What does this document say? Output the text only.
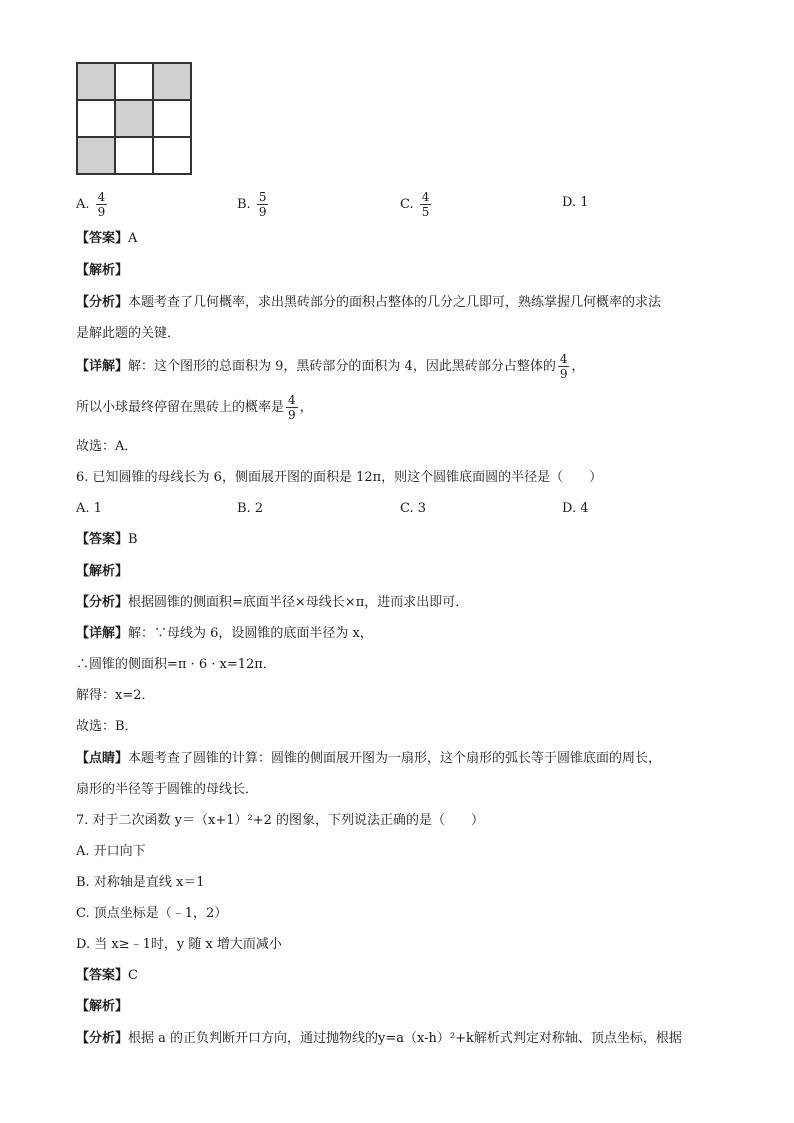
A. $\frac{4}{9}$	B. $\frac{5}{9}$	C. $\frac{4}{5}$	D. 1
【答案】A
【解析】
【分析】本题考查了几何概率，求出黑砖部分的面积占整体的几分之几即可，熟练掌握几何概率的求法
是解此题的关键．
【详解】解：这个图形的总面积为 9，黑砖部分的面积为 4，因此黑砖部分占整体的 $\frac{4}{9}$ ，
所以小球最终停留在黑砖上的概率是 $\frac{4}{9}$ ，
故选：A．
6. 已知圆锥的母线长为 6，侧面展开图的面积是 12π，则这个圆锥底面圆的半径是（　　）
A. 1	B. 2	C. 3	D. 4
【答案】B
【解析】
【分析】根据圆锥的侧面积=底面半径×母线长×π，进而求出即可．
【详解】解：∵母线为 6，设圆锥的底面半径为 x，
∴圆锥的侧面积=π · 6 · x=12π．
解得：x=2．
故选：B．
【点睛】本题考查了圆锥的计算：圆锥的侧面展开图为一扇形，这个扇形的弧长等于圆锥底面的周长，
扇形的半径等于圆锥的母线长．
7. 对于二次函数 y＝（x+1）²+2 的图象，下列说法正确的是（　　）
A. 开口向下
B. 对称轴是直线 x＝1
C. 顶点坐标是（﹣1，2）
D. 当 x≥﹣1时，y 随 x 增大而减小
【答案】C
【解析】
【分析】根据 a 的正负判断开口方向，通过抛物线的y=a（x-h）²+k解析式判定对称轴、顶点坐标，根据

━━━

> [Requirements]
Leave the pictures out and reproduce all of the records exactly.

> [Task response]
What does this document say? Output the text only.
A. $\frac{4}{9}$	B. $\frac{5}{9}$	C. $\frac{4}{5}$	D. 1
【答案】A
【解析】
【分析】本题考查了几何概率，求出黑砖部分的面积占整体的几分之几即可，熟练掌握几何概率的求法
是解此题的关键．
【详解】解：这个图形的总面积为 9，黑砖部分的面积为 4，因此黑砖部分占整体的 $\frac{4}{9}$ ，
所以小球最终停留在黑砖上的概率是 $\frac{4}{9}$ ，
故选：A．
6. 已知圆锥的母线长为 6，侧面展开图的面积是 12π，则这个圆锥底面圆的半径是（　　）
A. 1	B. 2	C. 3	D. 4
【答案】B
【解析】
【分析】根据圆锥的侧面积=底面半径×母线长×π，进而求出即可．
【详解】解：∵母线为 6，设圆锥的底面半径为 x，
∴圆锥的侧面积=π · 6 · x=12π．
解得：x=2．
故选：B．
【点睛】本题考查了圆锥的计算：圆锥的侧面展开图为一扇形，这个扇形的弧长等于圆锥底面的周长，
扇形的半径等于圆锥的母线长．
7. 对于二次函数 y＝（x+1）²+2 的图象，下列说法正确的是（　　）
A. 开口向下
B. 对称轴是直线 x＝1
C. 顶点坐标是（﹣1，2）
D. 当 x≥﹣1时，y 随 x 增大而减小
【答案】C
【解析】
【分析】根据 a 的正负判断开口方向，通过抛物线的y=a（x-h）²+k解析式判定对称轴、顶点坐标，根据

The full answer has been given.